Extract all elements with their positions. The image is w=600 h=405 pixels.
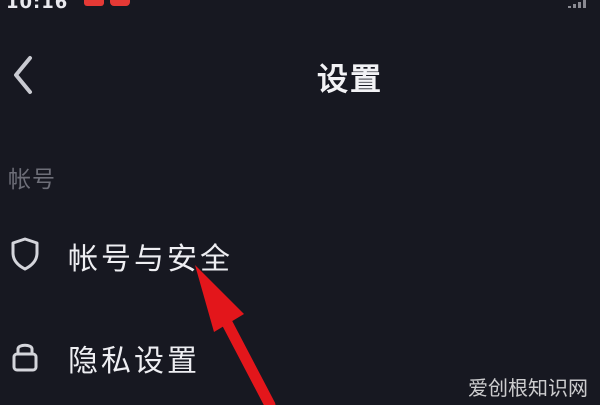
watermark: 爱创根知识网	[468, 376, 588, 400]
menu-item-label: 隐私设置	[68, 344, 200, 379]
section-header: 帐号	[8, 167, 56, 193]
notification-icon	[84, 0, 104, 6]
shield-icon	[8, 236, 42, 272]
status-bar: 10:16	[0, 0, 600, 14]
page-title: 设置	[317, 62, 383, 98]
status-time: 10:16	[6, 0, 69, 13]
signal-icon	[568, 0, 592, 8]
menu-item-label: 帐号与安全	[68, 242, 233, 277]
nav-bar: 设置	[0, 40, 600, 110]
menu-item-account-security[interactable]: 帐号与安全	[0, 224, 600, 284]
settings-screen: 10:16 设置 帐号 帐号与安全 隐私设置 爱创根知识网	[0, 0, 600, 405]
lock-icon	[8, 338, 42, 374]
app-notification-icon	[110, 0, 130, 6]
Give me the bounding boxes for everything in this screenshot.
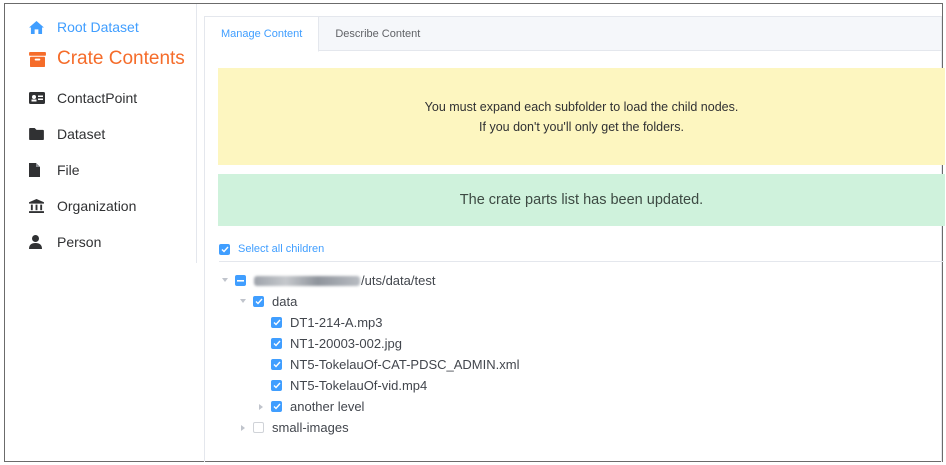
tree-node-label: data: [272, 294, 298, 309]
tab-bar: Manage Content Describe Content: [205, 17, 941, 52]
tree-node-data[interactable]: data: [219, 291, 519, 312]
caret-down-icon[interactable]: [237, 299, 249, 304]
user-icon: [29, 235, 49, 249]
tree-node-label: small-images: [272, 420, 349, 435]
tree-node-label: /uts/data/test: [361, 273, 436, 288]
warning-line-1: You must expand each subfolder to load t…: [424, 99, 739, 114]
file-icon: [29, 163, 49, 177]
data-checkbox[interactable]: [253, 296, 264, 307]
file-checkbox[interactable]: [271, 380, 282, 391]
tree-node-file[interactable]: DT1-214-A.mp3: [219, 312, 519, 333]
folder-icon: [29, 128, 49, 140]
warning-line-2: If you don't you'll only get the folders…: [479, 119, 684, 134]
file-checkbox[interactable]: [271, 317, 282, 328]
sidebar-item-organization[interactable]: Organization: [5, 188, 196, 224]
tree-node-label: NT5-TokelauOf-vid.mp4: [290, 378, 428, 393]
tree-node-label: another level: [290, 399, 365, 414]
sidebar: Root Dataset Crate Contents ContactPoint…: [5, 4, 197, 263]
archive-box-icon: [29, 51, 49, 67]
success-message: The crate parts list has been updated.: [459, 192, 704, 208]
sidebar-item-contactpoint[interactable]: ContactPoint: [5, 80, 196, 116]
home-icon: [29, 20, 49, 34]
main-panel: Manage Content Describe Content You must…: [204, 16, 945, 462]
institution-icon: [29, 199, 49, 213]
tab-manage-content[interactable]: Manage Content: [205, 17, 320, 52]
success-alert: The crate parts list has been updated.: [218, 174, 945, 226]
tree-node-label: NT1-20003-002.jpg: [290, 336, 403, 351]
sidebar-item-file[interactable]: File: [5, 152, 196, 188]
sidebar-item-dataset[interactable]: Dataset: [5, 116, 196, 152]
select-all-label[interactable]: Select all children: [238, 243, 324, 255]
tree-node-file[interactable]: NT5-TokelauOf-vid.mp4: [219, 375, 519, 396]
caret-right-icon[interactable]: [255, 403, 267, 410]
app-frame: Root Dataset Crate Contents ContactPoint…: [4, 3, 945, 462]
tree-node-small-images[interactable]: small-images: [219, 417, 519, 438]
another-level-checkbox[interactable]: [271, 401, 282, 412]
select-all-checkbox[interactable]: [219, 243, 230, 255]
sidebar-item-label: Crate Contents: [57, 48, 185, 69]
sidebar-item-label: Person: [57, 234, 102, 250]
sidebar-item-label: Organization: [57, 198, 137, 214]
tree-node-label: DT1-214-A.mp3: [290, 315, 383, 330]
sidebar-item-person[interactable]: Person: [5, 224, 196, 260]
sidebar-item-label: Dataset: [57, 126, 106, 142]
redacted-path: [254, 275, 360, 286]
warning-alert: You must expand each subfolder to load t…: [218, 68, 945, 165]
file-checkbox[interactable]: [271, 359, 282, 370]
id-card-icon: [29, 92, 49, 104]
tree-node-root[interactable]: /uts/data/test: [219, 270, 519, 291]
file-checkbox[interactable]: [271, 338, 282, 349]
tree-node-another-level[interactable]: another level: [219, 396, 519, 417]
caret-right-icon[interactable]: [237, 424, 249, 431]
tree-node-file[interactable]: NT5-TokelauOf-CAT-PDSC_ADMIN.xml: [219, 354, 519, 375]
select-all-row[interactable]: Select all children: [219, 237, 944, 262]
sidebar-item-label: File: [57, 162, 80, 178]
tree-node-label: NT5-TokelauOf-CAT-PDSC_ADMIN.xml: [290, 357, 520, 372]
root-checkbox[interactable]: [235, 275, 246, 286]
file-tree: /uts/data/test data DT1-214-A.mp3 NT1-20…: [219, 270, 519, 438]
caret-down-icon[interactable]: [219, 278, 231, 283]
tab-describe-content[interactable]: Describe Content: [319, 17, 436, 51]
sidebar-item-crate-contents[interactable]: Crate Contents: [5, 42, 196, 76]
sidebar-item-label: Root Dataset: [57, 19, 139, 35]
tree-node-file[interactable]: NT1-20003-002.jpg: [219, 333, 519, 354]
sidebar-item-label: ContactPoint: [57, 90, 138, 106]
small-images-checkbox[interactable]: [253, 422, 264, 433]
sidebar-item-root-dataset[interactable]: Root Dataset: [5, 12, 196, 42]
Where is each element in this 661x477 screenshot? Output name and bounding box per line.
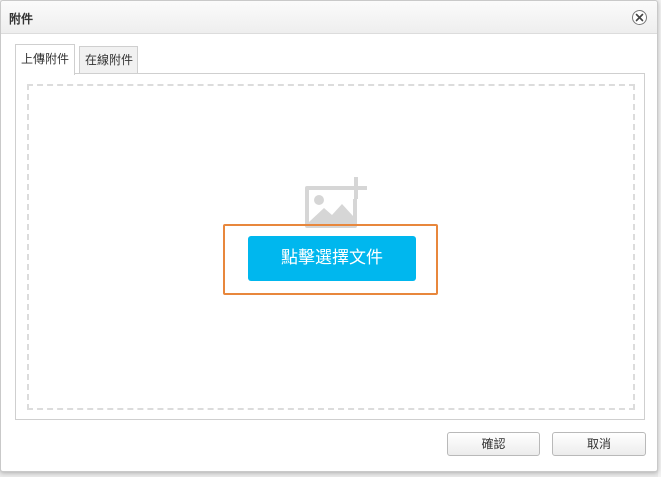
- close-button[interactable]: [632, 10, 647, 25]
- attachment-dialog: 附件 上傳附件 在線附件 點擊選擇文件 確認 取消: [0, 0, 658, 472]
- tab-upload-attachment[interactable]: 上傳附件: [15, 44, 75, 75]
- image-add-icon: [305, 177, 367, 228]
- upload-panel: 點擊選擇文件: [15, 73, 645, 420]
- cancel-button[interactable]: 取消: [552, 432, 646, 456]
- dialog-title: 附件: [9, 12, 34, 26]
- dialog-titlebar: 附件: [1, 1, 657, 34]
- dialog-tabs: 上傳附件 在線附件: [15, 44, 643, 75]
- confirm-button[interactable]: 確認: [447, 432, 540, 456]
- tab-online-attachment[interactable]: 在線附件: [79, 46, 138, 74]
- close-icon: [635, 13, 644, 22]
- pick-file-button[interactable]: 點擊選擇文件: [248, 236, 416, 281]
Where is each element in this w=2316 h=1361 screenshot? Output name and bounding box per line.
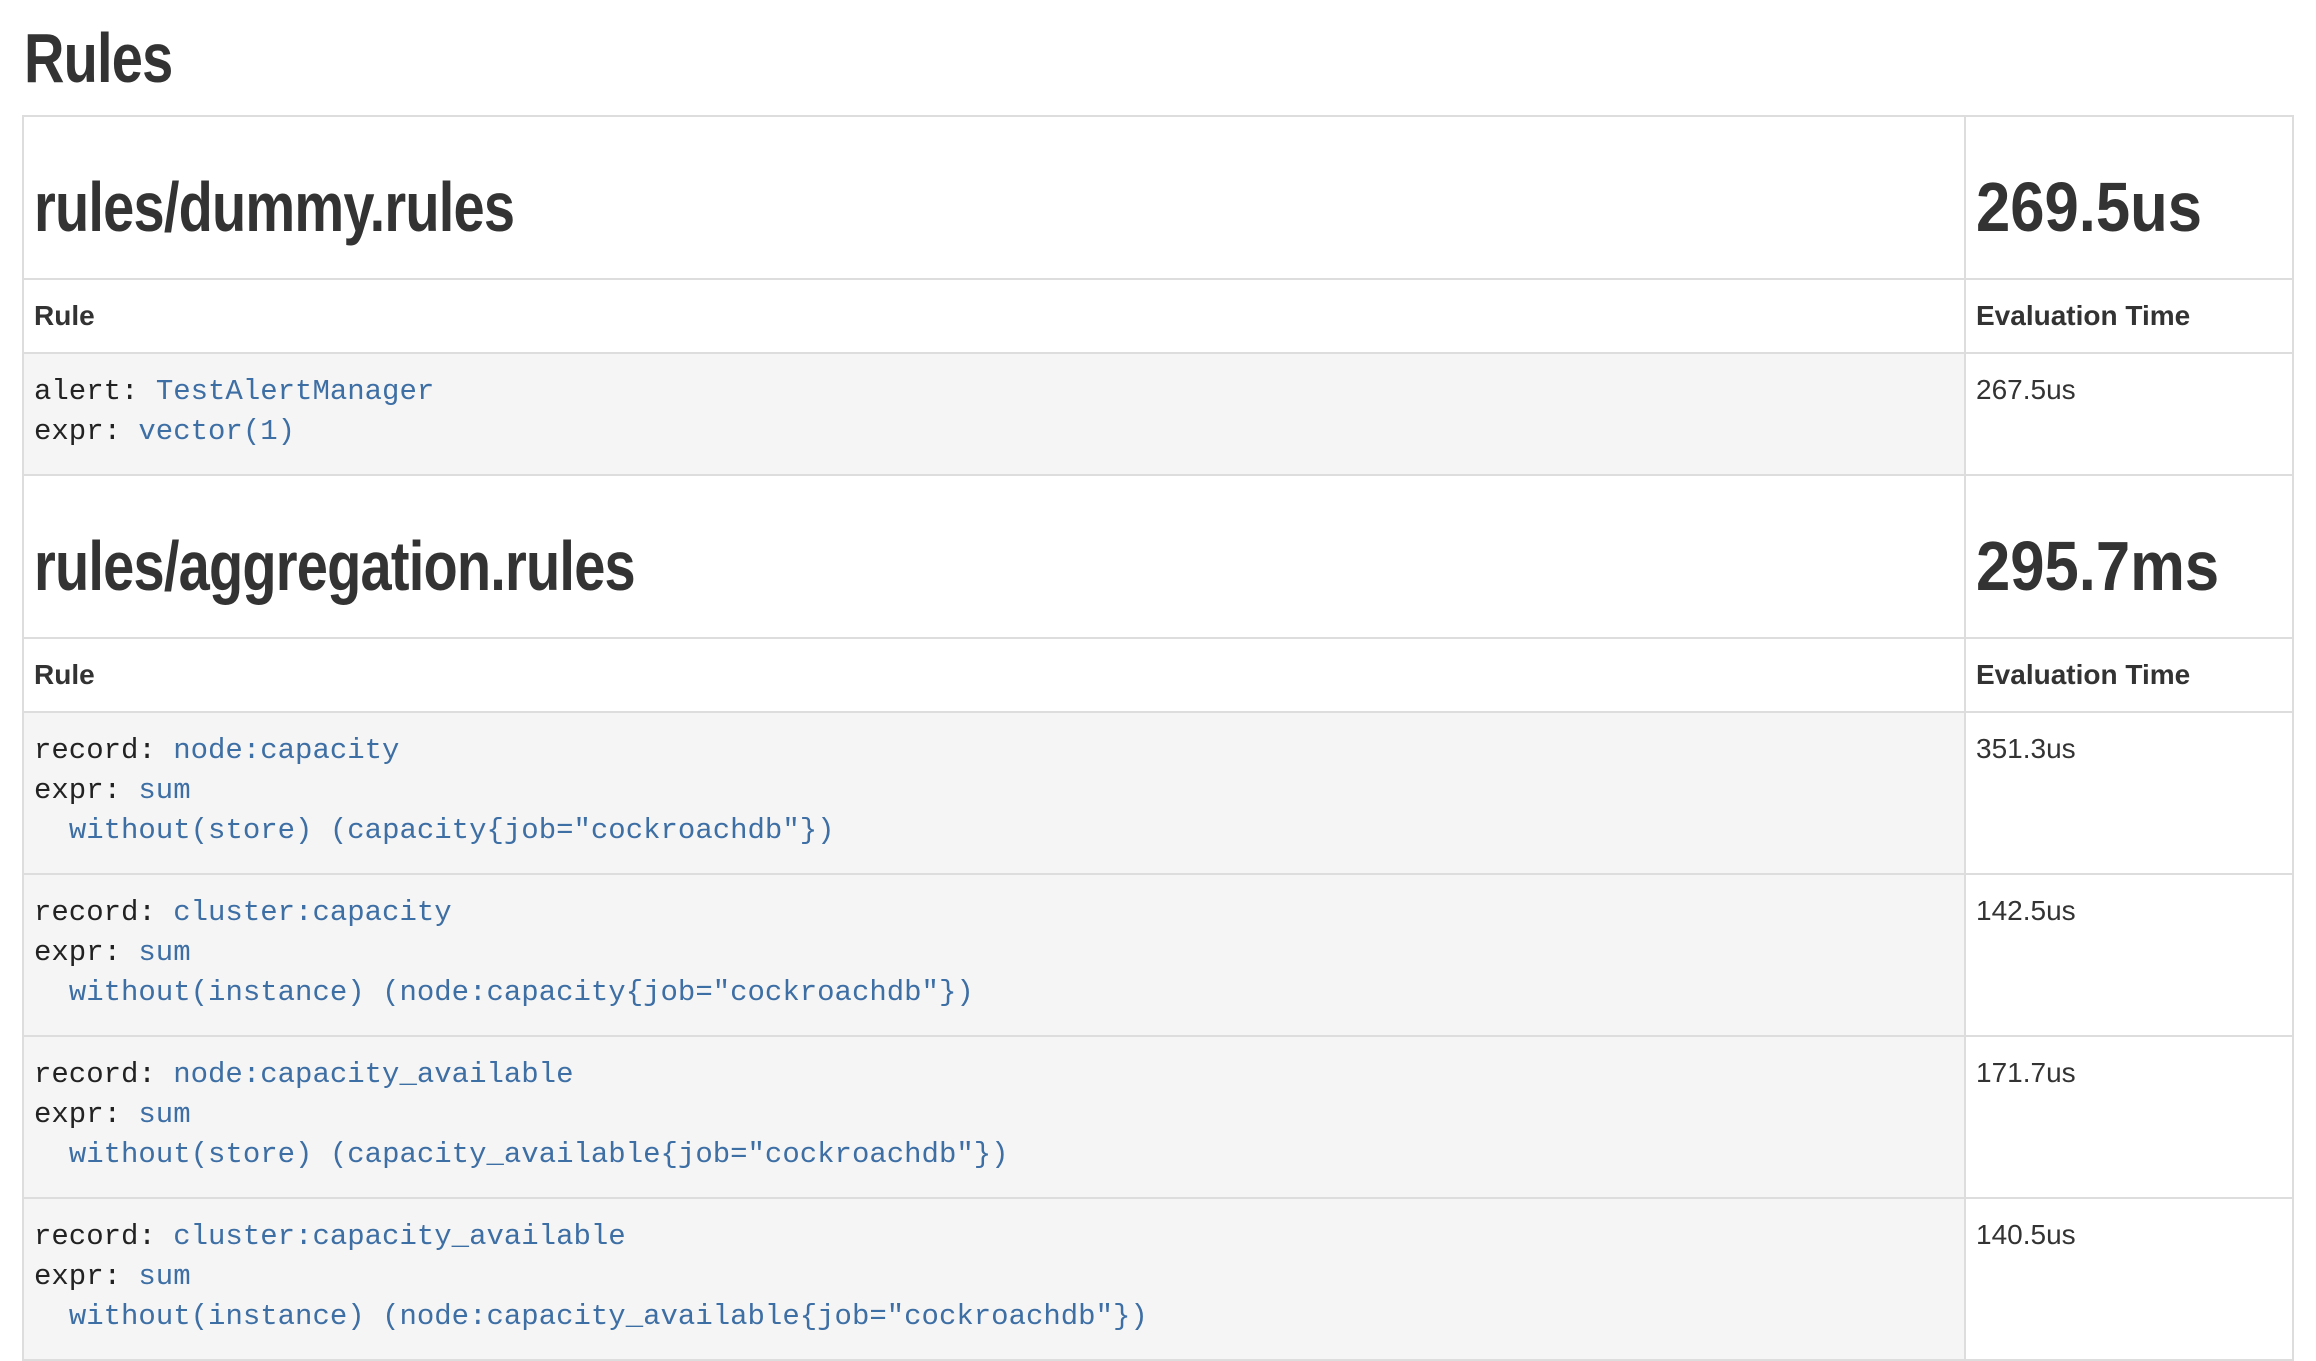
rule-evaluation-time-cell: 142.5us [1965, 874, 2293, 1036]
# # # # # # #
> _WORK TO COMPLETE_
Can you copy all of the material above exactly as it appears, leaving the pictures out?

> _RESULT OF THE TASK_
Extract all elements with their positions. The image is w=600 h=405 pixels.
watermark: 爱创根知识网	[468, 376, 588, 400]
menu-item-label: 隐私设置	[68, 344, 200, 379]
section-header: 帐号	[8, 167, 56, 193]
notification-icon	[84, 0, 104, 6]
shield-icon	[8, 236, 42, 272]
status-bar: 10:16	[0, 0, 600, 14]
page-title: 设置	[317, 62, 383, 98]
status-time: 10:16	[6, 0, 69, 13]
signal-icon	[568, 0, 592, 8]
menu-item-label: 帐号与安全	[68, 242, 233, 277]
nav-bar: 设置	[0, 40, 600, 110]
menu-item-account-security[interactable]: 帐号与安全	[0, 224, 600, 284]
settings-screen: 10:16 设置 帐号 帐号与安全 隐私设置 爱创根知识网	[0, 0, 600, 405]
lock-icon	[8, 338, 42, 374]
app-notification-icon	[110, 0, 130, 6]
Give me the bounding boxes for everything in this screenshot.
tree-node-label: data: [272, 294, 298, 309]
tab-bar: Manage Content Describe Content: [205, 17, 941, 52]
tree-node-data[interactable]: data: [219, 291, 519, 312]
caret-down-icon[interactable]: [237, 299, 249, 304]
user-icon: [29, 235, 49, 249]
tree-node-label: small-images: [272, 420, 349, 435]
tree-node-label: /uts/data/test: [361, 273, 436, 288]
warning-line-1: You must expand each subfolder to load t…: [424, 99, 739, 114]
file-icon: [29, 163, 49, 177]
data-checkbox[interactable]: [253, 296, 264, 307]
file-checkbox[interactable]: [271, 380, 282, 391]
tree-node-file[interactable]: DT1-214-A.mp3: [219, 312, 519, 333]
folder-icon: [29, 128, 49, 140]
warning-line-2: If you don't you'll only get the folders…: [479, 119, 684, 134]
file-checkbox[interactable]: [271, 317, 282, 328]
sidebar-item-organization[interactable]: Organization: [5, 188, 196, 224]
tree-node-label: NT5-TokelauOf-vid.mp4: [290, 378, 428, 393]
tree-node-label: another level: [290, 399, 365, 414]
sidebar: Root Dataset Crate Contents ContactPoint…: [5, 4, 197, 263]
archive-box-icon: [29, 51, 49, 67]
success-message: The crate parts list has been updated.: [459, 192, 704, 208]
sidebar-item-contactpoint[interactable]: ContactPoint: [5, 80, 196, 116]
home-icon: [29, 20, 49, 34]
main-panel: Manage Content Describe Content You must…: [204, 16, 945, 462]
institution-icon: [29, 199, 49, 213]
tab-manage-content[interactable]: Manage Content: [205, 17, 320, 52]
success-alert: The crate parts list has been updated.: [218, 174, 945, 226]
tree-node-label: NT1-20003-002.jpg: [290, 336, 403, 351]
sidebar-item-file[interactable]: File: [5, 152, 196, 188]
sidebar-item-dataset[interactable]: Dataset: [5, 116, 196, 152]
select-all-label[interactable]: Select all children: [238, 243, 324, 255]
tree-node-file[interactable]: NT5-TokelauOf-vid.mp4: [219, 375, 519, 396]
caret-right-icon[interactable]: [255, 403, 267, 410]
app-frame: Root Dataset Crate Contents ContactPoint…: [4, 3, 945, 462]
tree-node-small-images[interactable]: small-images: [219, 417, 519, 438]
another-level-checkbox[interactable]: [271, 401, 282, 412]
select-all-checkbox[interactable]: [219, 243, 230, 255]
sidebar-item-label: Crate Contents: [57, 48, 185, 69]
sidebar-item-label: Person: [57, 234, 102, 250]
sidebar-item-label: Organization: [57, 198, 137, 214]
tree-node-label: DT1-214-A.mp3: [290, 315, 383, 330]
sidebar-item-person[interactable]: Person: [5, 224, 196, 260]
sidebar-item-label: Dataset: [57, 126, 106, 142]
redacted-path: [254, 275, 360, 286]
warning-alert: You must expand each subfolder to load t…: [218, 68, 945, 165]
file-checkbox[interactable]: [271, 359, 282, 370]
id-card-icon: [29, 92, 49, 104]
tree-node-root[interactable]: /uts/data/test: [219, 270, 519, 291]
file-checkbox[interactable]: [271, 338, 282, 349]
tree-node-another-level[interactable]: another level: [219, 396, 519, 417]
caret-right-icon[interactable]: [237, 424, 249, 431]
tree-node-file[interactable]: NT5-TokelauOf-CAT-PDSC_ADMIN.xml: [219, 354, 519, 375]
select-all-row[interactable]: Select all children: [219, 237, 944, 262]
sidebar-item-label: File: [57, 162, 80, 178]
tree-node-label: NT5-TokelauOf-CAT-PDSC_ADMIN.xml: [290, 357, 520, 372]
root-checkbox[interactable]: [235, 275, 246, 286]
file-tree: /uts/data/test data DT1-214-A.mp3 NT1-20…: [219, 270, 519, 438]
caret-down-icon[interactable]: [219, 278, 231, 283]
tab-describe-content[interactable]: Describe Content: [319, 17, 436, 51]
sidebar-item-crate-contents[interactable]: Crate Contents: [5, 42, 196, 76]
sidebar-item-label: Root Dataset: [57, 19, 139, 35]
tree-node-file[interactable]: NT1-20003-002.jpg: [219, 333, 519, 354]
sidebar-item-label: ContactPoint: [57, 90, 138, 106]
small-images-checkbox[interactable]: [253, 422, 264, 433]
sidebar-item-root-dataset[interactable]: Root Dataset: [5, 12, 196, 42]
Where is each element in this 661x477 screenshot? Output name and bounding box per line.
- close-button[interactable]: [632, 10, 647, 25]
- attachment-dialog: 附件 上傳附件 在線附件 點擊選擇文件 確認 取消: [0, 0, 658, 472]
- tab-upload-attachment[interactable]: 上傳附件: [15, 44, 75, 75]
- image-add-icon: [305, 177, 367, 228]
- upload-panel: 點擊選擇文件: [15, 73, 645, 420]
- cancel-button[interactable]: 取消: [552, 432, 646, 456]
- dialog-title: 附件: [9, 12, 34, 26]
- dialog-titlebar: 附件: [1, 1, 657, 34]
- dialog-tabs: 上傳附件 在線附件: [15, 44, 643, 75]
- confirm-button[interactable]: 確認: [447, 432, 540, 456]
- tab-online-attachment[interactable]: 在線附件: [79, 46, 138, 74]
- close-icon: [635, 13, 644, 22]
- pick-file-button[interactable]: 點擊選擇文件: [248, 236, 416, 281]
Where is each element in this w=2316 h=1361 screenshot? Output name and bounding box per line.
rule-evaluation-time-cell: 142.5us [1965, 874, 2293, 1036]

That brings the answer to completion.